▸ **PROBLEM TO SOLVE**
Can you copy out the data exactly? Leave the images out.

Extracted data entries
..........

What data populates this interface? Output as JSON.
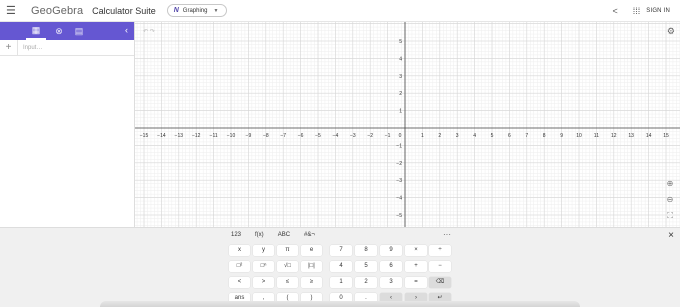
{
  "header": {
    "menu_icon": "hamburger-icon",
    "brand": "GeoGebra",
    "suite": "Calculator Suite",
    "app_label": "Graphing",
    "signin": "SIGN IN"
  },
  "algebra": {
    "input_placeholder": "Input…"
  },
  "graph": {
    "x_ticks": [
      "−15",
      "−14",
      "−13",
      "−12",
      "−11",
      "−10",
      "−9",
      "−8",
      "−7",
      "−6",
      "−5",
      "−4",
      "−3",
      "−2",
      "−1",
      "0",
      "1",
      "2",
      "3",
      "4",
      "5",
      "6",
      "7",
      "8",
      "9",
      "10",
      "11",
      "12",
      "13",
      "14",
      "15"
    ],
    "y_ticks": [
      "5",
      "4",
      "3",
      "2",
      "1",
      "−1",
      "−2",
      "−3",
      "−4",
      "−5"
    ]
  },
  "keyboard": {
    "tabs": [
      "123",
      "f(x)",
      "ABC",
      "#&¬"
    ],
    "more": "···",
    "close": "×",
    "rows": [
      [
        "x",
        "y",
        "π",
        "e",
        "7",
        "8",
        "9",
        "×",
        "÷"
      ],
      [
        "□²",
        "□ⁿ",
        "√□",
        "|□|",
        "4",
        "5",
        "6",
        "+",
        "−"
      ],
      [
        "<",
        ">",
        "≤",
        "≥",
        "1",
        "2",
        "3",
        "=",
        "⌫"
      ],
      [
        "ans",
        ",",
        "(",
        ")",
        "0",
        ".",
        "‹",
        "›",
        "↵"
      ]
    ]
  }
}
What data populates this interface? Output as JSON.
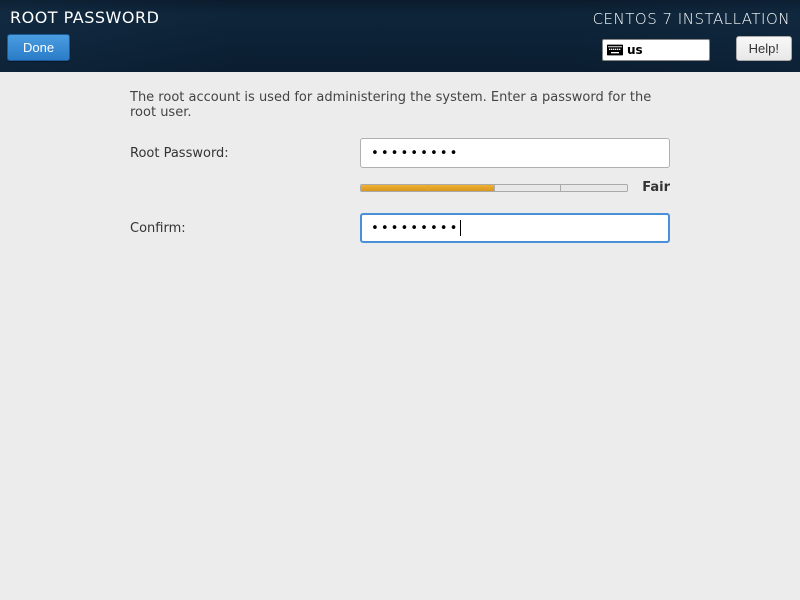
{
  "header": {
    "title_left": "ROOT PASSWORD",
    "title_right": "CENTOS 7 INSTALLATION",
    "done_label": "Done",
    "keyboard_layout": "us",
    "help_label": "Help!"
  },
  "form": {
    "instruction": "The root account is used for administering the system.  Enter a password for the root user.",
    "password_label": "Root Password:",
    "password_value": "•••••••••",
    "confirm_label": "Confirm:",
    "confirm_value": "•••••••••",
    "strength": {
      "label": "Fair",
      "filled_segments": 2,
      "total_segments": 4
    }
  }
}
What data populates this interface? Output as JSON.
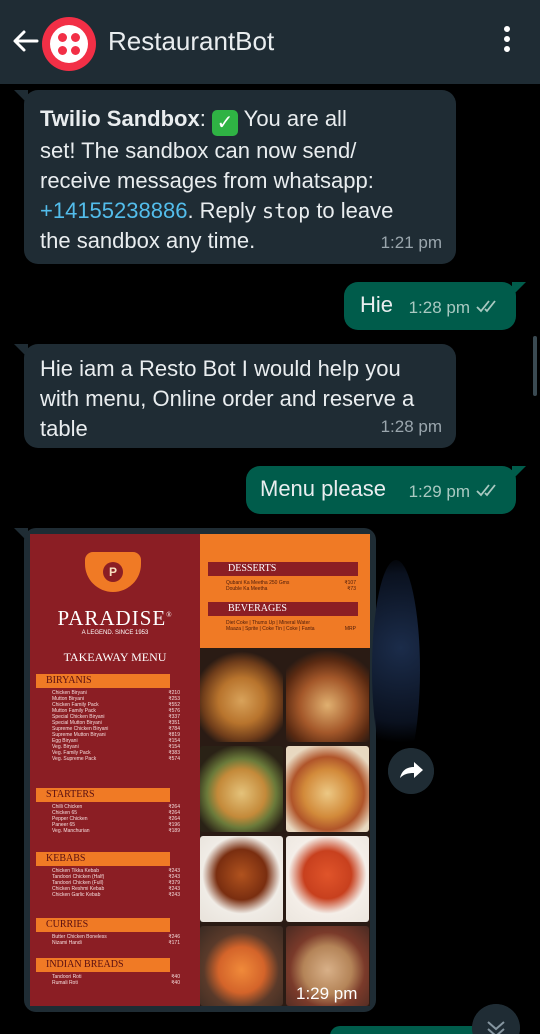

..........

▸ **REPLY TO THE EXERCISE**
What data populates this interface? Output as JSON.
{
  "header": {
    "menu_icon": "hamburger-icon",
    "brand": "GeoGebra",
    "suite": "Calculator Suite",
    "app_label": "Graphing",
    "signin": "SIGN IN"
  },
  "algebra": {
    "input_placeholder": "Input…"
  },
  "graph": {
    "x_ticks": [
      "−15",
      "−14",
      "−13",
      "−12",
      "−11",
      "−10",
      "−9",
      "−8",
      "−7",
      "−6",
      "−5",
      "−4",
      "−3",
      "−2",
      "−1",
      "0",
      "1",
      "2",
      "3",
      "4",
      "5",
      "6",
      "7",
      "8",
      "9",
      "10",
      "11",
      "12",
      "13",
      "14",
      "15"
    ],
    "y_ticks": [
      "5",
      "4",
      "3",
      "2",
      "1",
      "−1",
      "−2",
      "−3",
      "−4",
      "−5"
    ]
  },
  "keyboard": {
    "tabs": [
      "123",
      "f(x)",
      "ABC",
      "#&¬"
    ],
    "more": "···",
    "close": "×",
    "rows": [
      [
        "x",
        "y",
        "π",
        "e",
        "7",
        "8",
        "9",
        "×",
        "÷"
      ],
      [
        "□²",
        "□ⁿ",
        "√□",
        "|□|",
        "4",
        "5",
        "6",
        "+",
        "−"
      ],
      [
        "<",
        ">",
        "≤",
        "≥",
        "1",
        "2",
        "3",
        "=",
        "⌫"
      ],
      [
        "ans",
        ",",
        "(",
        ")",
        "0",
        ".",
        "‹",
        "›",
        "↵"
      ]
    ]
  }
}
What data populates this interface? Output as JSON.
{
  "header": {
    "title_left": "ROOT PASSWORD",
    "title_right": "CENTOS 7 INSTALLATION",
    "done_label": "Done",
    "keyboard_layout": "us",
    "help_label": "Help!"
  },
  "form": {
    "instruction": "The root account is used for administering the system.  Enter a password for the root user.",
    "password_label": "Root Password:",
    "password_value": "•••••••••",
    "confirm_label": "Confirm:",
    "confirm_value": "•••••••••",
    "strength": {
      "label": "Fair",
      "filled_segments": 2,
      "total_segments": 4
    }
  }
}
What data populates this interface? Output as JSON.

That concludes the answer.